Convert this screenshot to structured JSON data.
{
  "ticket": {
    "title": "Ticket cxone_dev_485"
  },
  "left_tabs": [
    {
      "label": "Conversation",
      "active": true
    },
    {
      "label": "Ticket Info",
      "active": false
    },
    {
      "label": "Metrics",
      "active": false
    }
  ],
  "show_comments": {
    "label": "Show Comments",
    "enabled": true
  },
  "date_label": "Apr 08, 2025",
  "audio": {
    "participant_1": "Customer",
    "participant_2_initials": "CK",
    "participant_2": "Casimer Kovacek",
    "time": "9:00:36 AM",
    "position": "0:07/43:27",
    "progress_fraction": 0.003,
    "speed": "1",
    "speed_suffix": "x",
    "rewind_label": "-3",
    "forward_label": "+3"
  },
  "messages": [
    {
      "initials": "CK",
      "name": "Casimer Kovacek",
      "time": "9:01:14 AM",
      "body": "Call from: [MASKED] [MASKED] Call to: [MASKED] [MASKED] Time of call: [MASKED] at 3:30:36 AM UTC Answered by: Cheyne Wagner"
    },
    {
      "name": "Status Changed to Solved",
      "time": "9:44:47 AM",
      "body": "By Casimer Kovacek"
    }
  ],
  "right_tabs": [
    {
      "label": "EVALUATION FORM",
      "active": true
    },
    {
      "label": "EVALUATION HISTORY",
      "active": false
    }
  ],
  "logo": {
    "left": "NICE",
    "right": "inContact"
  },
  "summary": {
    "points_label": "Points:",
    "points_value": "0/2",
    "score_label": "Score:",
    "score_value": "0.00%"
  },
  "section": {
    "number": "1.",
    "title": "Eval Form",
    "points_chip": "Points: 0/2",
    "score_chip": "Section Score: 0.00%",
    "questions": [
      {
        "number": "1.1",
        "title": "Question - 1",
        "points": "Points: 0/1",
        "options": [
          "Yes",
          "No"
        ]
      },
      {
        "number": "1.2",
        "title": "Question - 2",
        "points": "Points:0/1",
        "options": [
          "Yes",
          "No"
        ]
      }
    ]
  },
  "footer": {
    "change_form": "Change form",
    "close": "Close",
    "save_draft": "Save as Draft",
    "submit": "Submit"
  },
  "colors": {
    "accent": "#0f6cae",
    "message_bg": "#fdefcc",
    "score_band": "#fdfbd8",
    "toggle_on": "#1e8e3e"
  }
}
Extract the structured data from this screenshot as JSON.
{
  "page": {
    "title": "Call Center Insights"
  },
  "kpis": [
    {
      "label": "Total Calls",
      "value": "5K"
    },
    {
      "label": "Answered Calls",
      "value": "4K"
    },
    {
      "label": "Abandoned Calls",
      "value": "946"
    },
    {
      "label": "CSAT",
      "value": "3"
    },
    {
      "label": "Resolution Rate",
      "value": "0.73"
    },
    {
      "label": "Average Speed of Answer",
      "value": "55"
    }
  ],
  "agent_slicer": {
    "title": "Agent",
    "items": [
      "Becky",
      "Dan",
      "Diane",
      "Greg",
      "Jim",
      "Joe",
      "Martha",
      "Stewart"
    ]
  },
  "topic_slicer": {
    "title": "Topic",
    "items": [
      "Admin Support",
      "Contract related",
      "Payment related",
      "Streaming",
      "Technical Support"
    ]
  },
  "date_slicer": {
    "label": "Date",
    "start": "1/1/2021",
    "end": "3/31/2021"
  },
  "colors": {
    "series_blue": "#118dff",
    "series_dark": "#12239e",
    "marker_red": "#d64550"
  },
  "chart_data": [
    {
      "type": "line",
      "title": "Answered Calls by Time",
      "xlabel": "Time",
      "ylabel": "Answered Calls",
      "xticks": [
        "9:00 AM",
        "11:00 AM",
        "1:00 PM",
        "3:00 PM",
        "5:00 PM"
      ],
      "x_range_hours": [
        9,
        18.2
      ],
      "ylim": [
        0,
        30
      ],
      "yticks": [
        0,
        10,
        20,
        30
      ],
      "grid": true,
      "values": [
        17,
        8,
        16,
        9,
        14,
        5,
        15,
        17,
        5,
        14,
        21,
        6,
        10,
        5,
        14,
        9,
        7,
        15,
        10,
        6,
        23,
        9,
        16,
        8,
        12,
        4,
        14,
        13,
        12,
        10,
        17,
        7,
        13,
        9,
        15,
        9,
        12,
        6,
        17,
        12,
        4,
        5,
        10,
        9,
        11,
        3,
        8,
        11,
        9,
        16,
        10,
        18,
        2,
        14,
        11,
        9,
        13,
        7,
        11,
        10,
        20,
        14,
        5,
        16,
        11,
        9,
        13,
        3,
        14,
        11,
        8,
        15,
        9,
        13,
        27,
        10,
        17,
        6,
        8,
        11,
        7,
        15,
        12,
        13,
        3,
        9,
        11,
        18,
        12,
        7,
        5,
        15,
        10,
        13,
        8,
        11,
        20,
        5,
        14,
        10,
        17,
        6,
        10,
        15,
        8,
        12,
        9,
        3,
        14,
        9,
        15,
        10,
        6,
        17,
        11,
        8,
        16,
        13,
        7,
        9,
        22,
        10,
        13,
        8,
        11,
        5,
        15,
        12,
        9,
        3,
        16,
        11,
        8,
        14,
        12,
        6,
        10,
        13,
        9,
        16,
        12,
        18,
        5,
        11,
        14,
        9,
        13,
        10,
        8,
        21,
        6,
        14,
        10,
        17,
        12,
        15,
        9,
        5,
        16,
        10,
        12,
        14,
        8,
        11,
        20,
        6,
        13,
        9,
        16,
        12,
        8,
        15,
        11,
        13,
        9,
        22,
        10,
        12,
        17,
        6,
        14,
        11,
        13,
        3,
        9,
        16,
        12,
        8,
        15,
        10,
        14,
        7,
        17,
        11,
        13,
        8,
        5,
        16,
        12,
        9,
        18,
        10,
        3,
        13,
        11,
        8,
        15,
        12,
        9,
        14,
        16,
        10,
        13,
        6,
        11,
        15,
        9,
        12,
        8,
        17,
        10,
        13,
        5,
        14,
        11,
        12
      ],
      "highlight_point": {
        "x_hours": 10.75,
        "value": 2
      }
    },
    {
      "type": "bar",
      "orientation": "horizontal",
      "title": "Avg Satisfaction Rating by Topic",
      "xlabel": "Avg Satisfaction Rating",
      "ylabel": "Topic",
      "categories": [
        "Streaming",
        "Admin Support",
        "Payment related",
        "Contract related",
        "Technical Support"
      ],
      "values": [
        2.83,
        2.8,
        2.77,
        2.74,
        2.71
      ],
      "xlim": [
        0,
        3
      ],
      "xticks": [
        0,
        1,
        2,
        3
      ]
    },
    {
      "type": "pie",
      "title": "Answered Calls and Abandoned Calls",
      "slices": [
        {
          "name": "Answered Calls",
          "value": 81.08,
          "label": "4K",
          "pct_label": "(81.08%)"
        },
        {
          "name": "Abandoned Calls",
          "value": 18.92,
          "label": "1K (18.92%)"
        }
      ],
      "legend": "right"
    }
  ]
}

++++++++++

Check every line of the records above for the string "ylabel" and say how many contain it, giving the number alone.

2